>>
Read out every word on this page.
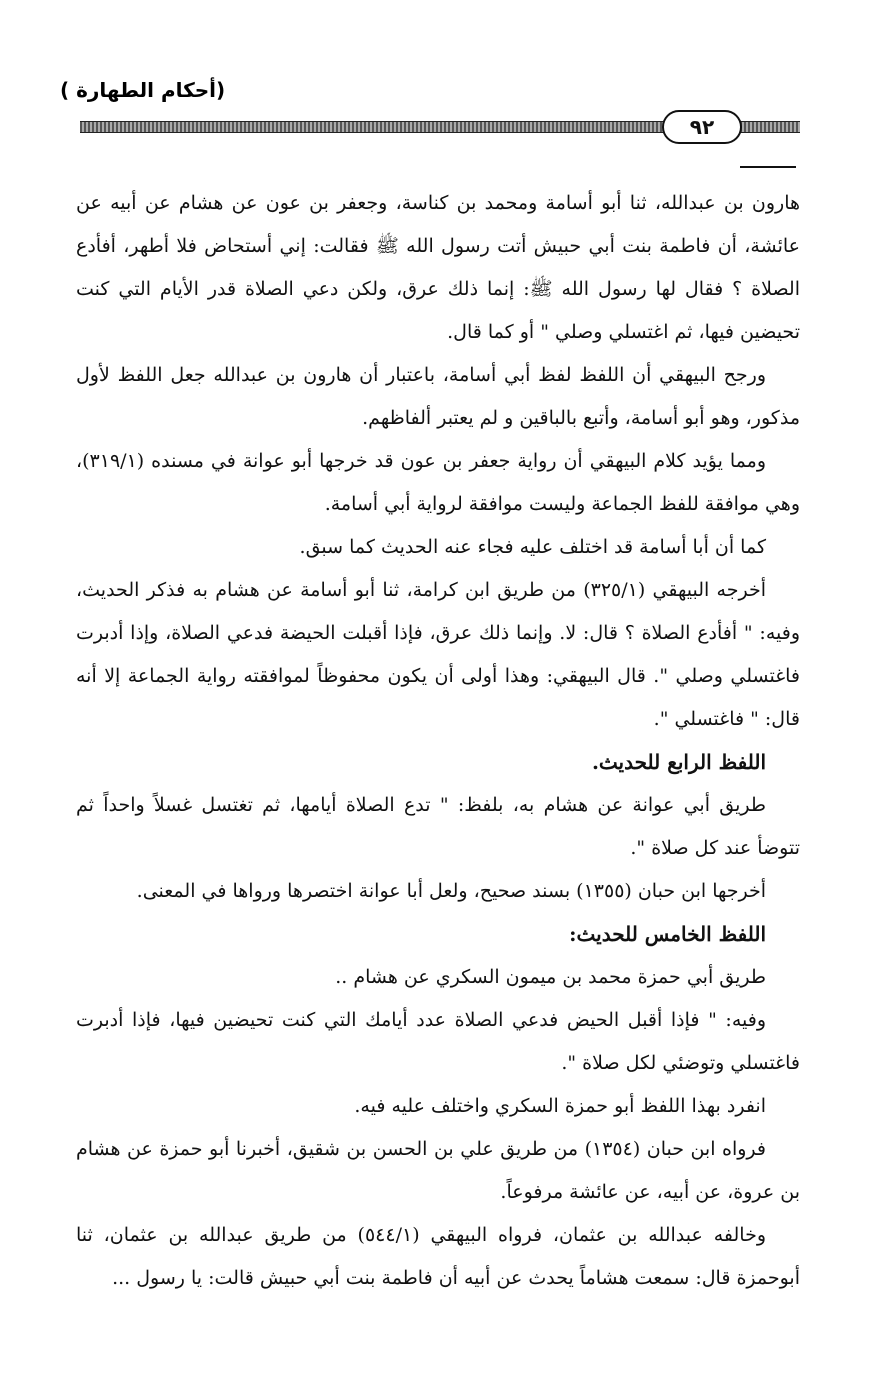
(أحكام الطهارة )
٩٢

هارون بن عبدالله، ثنا أبو أسامة ومحمد بن كناسة، وجعفر بن عون عن هشام عن أبيه عن عائشة، أن فاطمة بنت أبي حبيش أتت رسول الله ﷺ فقالت: إني أستحاض فلا أطهر، أفأدع الصلاة ؟ فقال لها رسول الله ﷺ: إنما ذلك عرق، ولكن دعي الصلاة قدر الأيام التي كنت تحيضين فيها، ثم اغتسلي وصلي " أو كما قال.

ورجح البيهقي أن اللفظ لفظ أبي أسامة، باعتبار أن هارون بن عبدالله جعل اللفظ لأول مذكور، وهو أبو أسامة، وأتبع بالباقين و لم يعتبر ألفاظهم.

ومما يؤيد كلام البيهقي أن رواية جعفر بن عون قد خرجها أبو عوانة في مسنده (٣١٩/١)، وهي موافقة للفظ الجماعة وليست موافقة لرواية أبي أسامة.

كما أن أبا أسامة قد اختلف عليه فجاء عنه الحديث كما سبق.

أخرجه البيهقي (٣٢٥/١) من طريق ابن كرامة، ثنا أبو أسامة عن هشام به فذكر الحديث، وفيه: " أفأدع الصلاة ؟ قال: لا. وإنما ذلك عرق، فإذا أقبلت الحيضة فدعي الصلاة، وإذا أدبرت فاغتسلي وصلي ". قال البيهقي: وهذا أولى أن يكون محفوظاً لموافقته رواية الجماعة إلا أنه قال: " فاغتسلي ".

اللفظ الرابع للحديث.

طريق أبي عوانة عن هشام به، بلفظ: " تدع الصلاة أيامها، ثم تغتسل غسلاً واحداً ثم تتوضأ عند كل صلاة ".

أخرجها ابن حبان (١٣٥٥) بسند صحيح، ولعل أبا عوانة اختصرها ورواها في المعنى.

اللفظ الخامس للحديث:

طريق أبي حمزة محمد بن ميمون السكري عن هشام ..

وفيه: " فإذا أقبل الحيض فدعي الصلاة عدد أيامك التي كنت تحيضين فيها، فإذا أدبرت فاغتسلي وتوضئي لكل صلاة ".

انفرد بهذا اللفظ أبو حمزة السكري واختلف عليه فيه.

فرواه ابن حبان (١٣٥٤) من طريق علي بن الحسن بن شقيق، أخبرنا أبو حمزة عن هشام بن عروة، عن أبيه، عن عائشة مرفوعاً.

وخالفه عبدالله بن عثمان، فرواه البيهقي (٥٤٤/١) من طريق عبدالله بن عثمان، ثنا أبوحمزة قال: سمعت هشاماً يحدث عن أبيه أن فاطمة بنت أبي حبيش قالت: يا رسول ...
<<
▸ **TASK STATEMENT**
Restate the data above exactly, stripping out each image.

▸ **SOLUTION BELOW**
Read out every word on this page.
(أحكام الطهارة )
٩٢

هارون بن عبدالله، ثنا أبو أسامة ومحمد بن كناسة، وجعفر بن عون عن هشام عن أبيه عن عائشة، أن فاطمة بنت أبي حبيش أتت رسول الله ﷺ فقالت: إني أستحاض فلا أطهر، أفأدع الصلاة ؟ فقال لها رسول الله ﷺ: إنما ذلك عرق، ولكن دعي الصلاة قدر الأيام التي كنت تحيضين فيها، ثم اغتسلي وصلي " أو كما قال.

ورجح البيهقي أن اللفظ لفظ أبي أسامة، باعتبار أن هارون بن عبدالله جعل اللفظ لأول مذكور، وهو أبو أسامة، وأتبع بالباقين و لم يعتبر ألفاظهم.

ومما يؤيد كلام البيهقي أن رواية جعفر بن عون قد خرجها أبو عوانة في مسنده (٣١٩/١)، وهي موافقة للفظ الجماعة وليست موافقة لرواية أبي أسامة.

كما أن أبا أسامة قد اختلف عليه فجاء عنه الحديث كما سبق.

أخرجه البيهقي (٣٢٥/١) من طريق ابن كرامة، ثنا أبو أسامة عن هشام به فذكر الحديث، وفيه: " أفأدع الصلاة ؟ قال: لا. وإنما ذلك عرق، فإذا أقبلت الحيضة فدعي الصلاة، وإذا أدبرت فاغتسلي وصلي ". قال البيهقي: وهذا أولى أن يكون محفوظاً لموافقته رواية الجماعة إلا أنه قال: " فاغتسلي ".

اللفظ الرابع للحديث.

طريق أبي عوانة عن هشام به، بلفظ: " تدع الصلاة أيامها، ثم تغتسل غسلاً واحداً ثم تتوضأ عند كل صلاة ".

أخرجها ابن حبان (١٣٥٥) بسند صحيح، ولعل أبا عوانة اختصرها ورواها في المعنى.

اللفظ الخامس للحديث:

طريق أبي حمزة محمد بن ميمون السكري عن هشام ..

وفيه: " فإذا أقبل الحيض فدعي الصلاة عدد أيامك التي كنت تحيضين فيها، فإذا أدبرت فاغتسلي وتوضئي لكل صلاة ".

انفرد بهذا اللفظ أبو حمزة السكري واختلف عليه فيه.

فرواه ابن حبان (١٣٥٤) من طريق علي بن الحسن بن شقيق، أخبرنا أبو حمزة عن هشام بن عروة، عن أبيه، عن عائشة مرفوعاً.

وخالفه عبدالله بن عثمان، فرواه البيهقي (٥٤٤/١) من طريق عبدالله بن عثمان، ثنا أبوحمزة قال: سمعت هشاماً يحدث عن أبيه أن فاطمة بنت أبي حبيش قالت: يا رسول ...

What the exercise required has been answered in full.